**TEXTO SELECIONADO**:
——————————
O mictório não busca mais criticar a arte; a arte é que se refugia nos braços de seus assassinos, na luz sinistra de sua negação, em busca de saída, nos motéis de néon e lanchonetes de fórmica. É a "pulp art", não mais a "pop art". Este filme é um espelho da decolagem da cultura americana em direção a um infinito barroco-eletrônico curvado sobre si mesmo em parafuso auto-referente (ufa!).
Oliver Stone também é um "engana-olho", como o filme. Não é um bom cineasta, mas parece ser um bom cineasta. Parece ser "progressista", crítico da sociedade americana, mas não é. Mas também não se pode dizer que seja "de direita", porque Oliver engoliu todas as cobras, as velhas teses da esquerda, da contracultura, e as industrializou a todas numa cabeça de Medusa de plástico verde.
Oliver tomou todas as drogas, matou no Vietnam, come todas as mulheres, é contra o mistério JFK, vive doidão com mil projetos no jatinho da Warner, criticando a América com o dinheiro da América.
Sua boca raivosa não é a do artista típico de ontem, o diretor massacrado de Angel City. Ele come LA, come o Quentin Tarantino –ele sacou que vinha um craque e comprou dele por 50 mil dólares o roteiro de "Born Killers", antes de Quentin fazer sucesso com "Cães de Aluguel". E aí fez um "pré-pulp fiction", antes do outro. Só que um pouco mais careta, tirando a espontânea falta de sentido do mais jovem e injetando no filme uma consciente falta de consciência, uma "loucura" programada em computador.
Saiu este filme, que é um prodígio de "livre-associação mental", esta forma arcaica filha do baixo surrealismo e da psicanálise selvagem, esta linguagem épica do crioulo doido que o videoclipe consolidou e que, "engana-olho" também, parece liberdade, mas não é. A livre boca solta dá a sensação fátua de "criação", como se o não-pensar tivesse contido nele o tesouro da verdade. Não confundir fluxo da consciência ("stream of consciousness" – Joyce) com porralouquice.
——————————
**TAREFAS E EXERCÍCIOS**:
**a.** Responda às perguntas abaixo com base no texto sobre Oliver Stone.
(i) Segundo o texto, que nome recebe a arte que já não é mais a "pop art"?
(ii) Por quanto Oliver Stone comprou o roteiro de "Born Killers"?
(iii) Com qual filme Quentin Tarantino fez sucesso depois dessa venda?
**b.** Prossiga, por favor, com o texto sobre Oliver Stone a partir da última frase apresentada.

**MATERIAL FORNECIDO**:
——————————
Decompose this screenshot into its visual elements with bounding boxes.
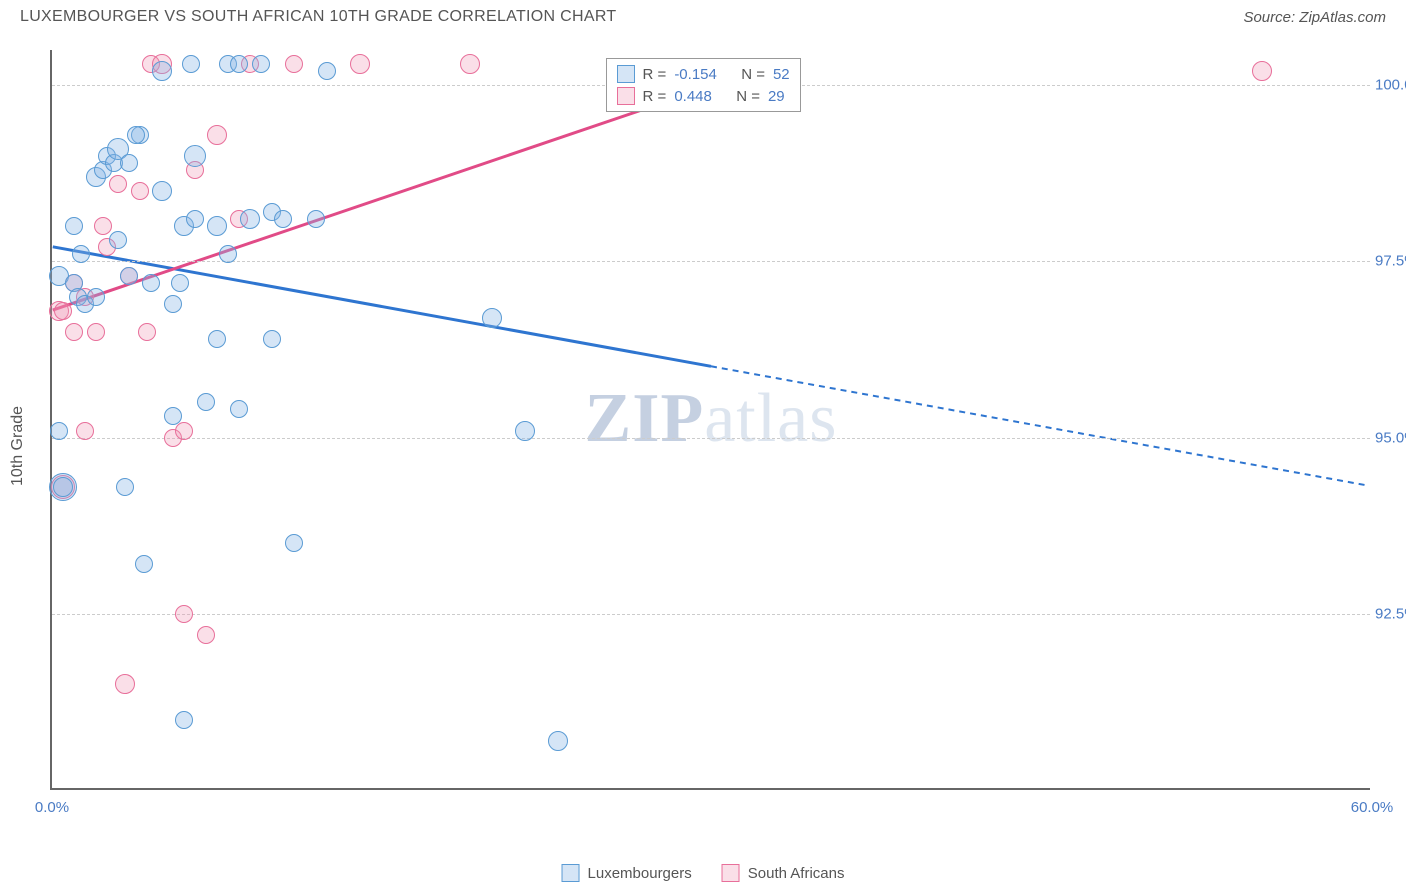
——————————
**RESPOSTAS DAS TAREFAS**:
**a.**
(i) "Pulp art".
(ii) Por 50 mil dólares.
(iii) Com "Cães de Aluguel".

**b.**
A base dramática que sustenta o filme é antiga na mitologia romântica americana: um casal de marginais foge em nome do amor e luta até a morte contra o sistema repressor que os persegue. Esta mitologia de marginais-heróis na sociedade do trabalho sagrado (chiliques anti-calvinistas) deu algumas obras-primas como a novela "Wild Palms" de Faulkner (quem filmará um dia?) ou pequenos dramas malcriados como "Sugarland Express" e mais recentemente o bom "Coração Selvagem" (Wild at Heart) de David Lynch.
Como Lynch e Faulkner ficam antigos diante deste "voodoo lounge"!... Ficam "antigos" porque ainda acreditavam numa pureza qualquer, antigos na utopia de algo significar. "Significar" é um velho sonho cada vez mas supérfluo; o importante é "parecer" significar.
Oliver parece humanista, mas não é. Parece anti-humanista, mas não é. Tanto faz. Oliver mata o "homem da mídia", que ele parece críticar no final do filme; mas ele é o próprio homem da mídia. É um falso suicídio.
Oliver quer tudo, poder, sistema e contracultura, tudo. Ele se dá ao luxo de ser progressista. E no entanto (vejam o jogo de espelhos) Oliver Stone é realmente um herói de Hollywood. Por quê? Porque tem estômago. Ele consegue conviver e vencer a barra pesada da produção.
E sua verdade tem o dom de iludir.
O filme finge que é um filme contra a lei. E aí engana os politicamente corretos, que bradam: "Que horror! Que elogio da violência! Que sangueira!"
E replicam outros mais "loucos": "Que nada, é uma crítica contra o sistema!"
Aos dois, Oliver poderia responder como Godard, quando falaram que seu filme "Made in USA" tinha muito sangue: "C'est pas du sang, c'est du rouge!" (não é sangue real, é vermelho).
Oliver engana todo mundo. O filme engana o politicamente correto (que não gosta), pois é falsamente incorreto. E engana o contracultural (que gosta), porque sua incorreção é programada como um clipe consciente de sua anarquia. Vargas Llosa saiu no meio em Veneza, escandalizado (oh, liberais elegantes do terceiro mundo!...)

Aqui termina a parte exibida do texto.